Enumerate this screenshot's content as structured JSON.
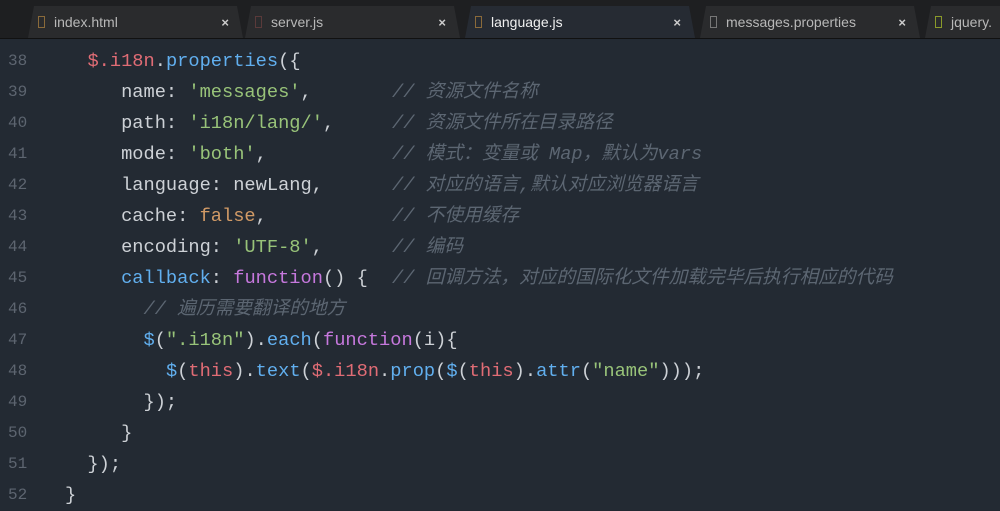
{
  "tabs": [
    {
      "label": "index.html",
      "icon_color": "#8a6a3a",
      "active": false
    },
    {
      "label": "server.js",
      "icon_color": "#5a3a3a",
      "active": false
    },
    {
      "label": "language.js",
      "icon_color": "#8a6a3a",
      "active": true
    },
    {
      "label": "messages.properties",
      "icon_color": "#777777",
      "active": false
    },
    {
      "label": "jquery.",
      "icon_color": "#8a9a2a",
      "active": false
    }
  ],
  "close_glyph": "×",
  "lines": [
    {
      "n": "38",
      "tokens": [
        [
          "plain",
          "  "
        ],
        [
          "dollar",
          "$.i18n"
        ],
        [
          "plain",
          "."
        ],
        [
          "fn",
          "properties"
        ],
        [
          "plain",
          "({"
        ]
      ]
    },
    {
      "n": "39",
      "tokens": [
        [
          "plain",
          "     name: "
        ],
        [
          "str",
          "'messages'"
        ],
        [
          "plain",
          ","
        ]
      ],
      "comment": "// 资源文件名称"
    },
    {
      "n": "40",
      "tokens": [
        [
          "plain",
          "     path: "
        ],
        [
          "str",
          "'i18n/lang/'"
        ],
        [
          "plain",
          ","
        ]
      ],
      "comment": "// 资源文件所在目录路径"
    },
    {
      "n": "41",
      "tokens": [
        [
          "plain",
          "     mode: "
        ],
        [
          "str",
          "'both'"
        ],
        [
          "plain",
          ","
        ]
      ],
      "comment": "// 模式：变量或 Map，默认为vars"
    },
    {
      "n": "42",
      "tokens": [
        [
          "plain",
          "     language: newLang,"
        ]
      ],
      "comment": "// 对应的语言,默认对应浏览器语言"
    },
    {
      "n": "43",
      "tokens": [
        [
          "plain",
          "     cache: "
        ],
        [
          "bool",
          "false"
        ],
        [
          "plain",
          ","
        ]
      ],
      "comment": "// 不使用缓存"
    },
    {
      "n": "44",
      "tokens": [
        [
          "plain",
          "     encoding: "
        ],
        [
          "str",
          "'UTF-8'"
        ],
        [
          "plain",
          ","
        ]
      ],
      "comment": "// 编码"
    },
    {
      "n": "45",
      "tokens": [
        [
          "plain",
          "     "
        ],
        [
          "prop",
          "callback"
        ],
        [
          "plain",
          ": "
        ],
        [
          "kw",
          "function"
        ],
        [
          "plain",
          "() {"
        ]
      ],
      "comment": "// 回调方法，对应的国际化文件加载完毕后执行相应的代码"
    },
    {
      "n": "46",
      "tokens": [
        [
          "plain",
          "       "
        ],
        [
          "cmt",
          "// 遍历需要翻译的地方"
        ]
      ]
    },
    {
      "n": "47",
      "tokens": [
        [
          "plain",
          "       "
        ],
        [
          "fn",
          "$"
        ],
        [
          "plain",
          "("
        ],
        [
          "str",
          "\".i18n\""
        ],
        [
          "plain",
          ")."
        ],
        [
          "fn",
          "each"
        ],
        [
          "plain",
          "("
        ],
        [
          "kw",
          "function"
        ],
        [
          "plain",
          "(i){"
        ]
      ]
    },
    {
      "n": "48",
      "tokens": [
        [
          "plain",
          "         "
        ],
        [
          "fn",
          "$"
        ],
        [
          "plain",
          "("
        ],
        [
          "this",
          "this"
        ],
        [
          "plain",
          ")."
        ],
        [
          "fn",
          "text"
        ],
        [
          "plain",
          "("
        ],
        [
          "dollar",
          "$.i18n"
        ],
        [
          "plain",
          "."
        ],
        [
          "fn",
          "prop"
        ],
        [
          "plain",
          "("
        ],
        [
          "fn",
          "$"
        ],
        [
          "plain",
          "("
        ],
        [
          "this",
          "this"
        ],
        [
          "plain",
          ")."
        ],
        [
          "fn",
          "attr"
        ],
        [
          "plain",
          "("
        ],
        [
          "str",
          "\"name\""
        ],
        [
          "plain",
          ")));"
        ]
      ]
    },
    {
      "n": "49",
      "tokens": [
        [
          "plain",
          "       });"
        ]
      ]
    },
    {
      "n": "50",
      "tokens": [
        [
          "plain",
          "     }"
        ]
      ]
    },
    {
      "n": "51",
      "tokens": [
        [
          "plain",
          "  });"
        ]
      ]
    },
    {
      "n": "52",
      "tokens": [
        [
          "plain",
          "}"
        ]
      ]
    }
  ]
}
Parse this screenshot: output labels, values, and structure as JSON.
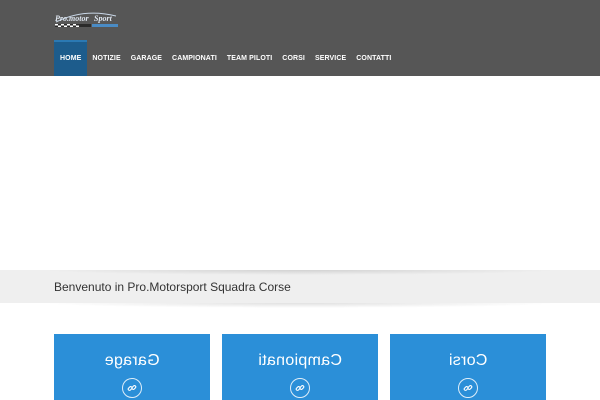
{
  "brand": {
    "logo_text": "Pro.motor Sport",
    "accent": "#1d5c8c",
    "card_color": "#2b8fd8"
  },
  "nav": {
    "items": [
      {
        "label": "HOME",
        "active": true
      },
      {
        "label": "NOTIZIE"
      },
      {
        "label": "GARAGE"
      },
      {
        "label": "CAMPIONATI"
      },
      {
        "label": "TEAM PILOTI"
      },
      {
        "label": "CORSI"
      },
      {
        "label": "SERVICE"
      },
      {
        "label": "CONTATTI"
      }
    ]
  },
  "welcome": {
    "title": "Benvenuto in Pro.Motorsport Squadra Corse"
  },
  "cards": [
    {
      "title": "Garage",
      "icon": "link-icon"
    },
    {
      "title": "Campionati",
      "icon": "link-icon"
    },
    {
      "title": "Corsi",
      "icon": "link-icon"
    }
  ]
}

※ ※ ※

### Problem requirements
In the records above, collect each line with "language".

### Right answer
      "label": "language.js",
          "     language: newLang,"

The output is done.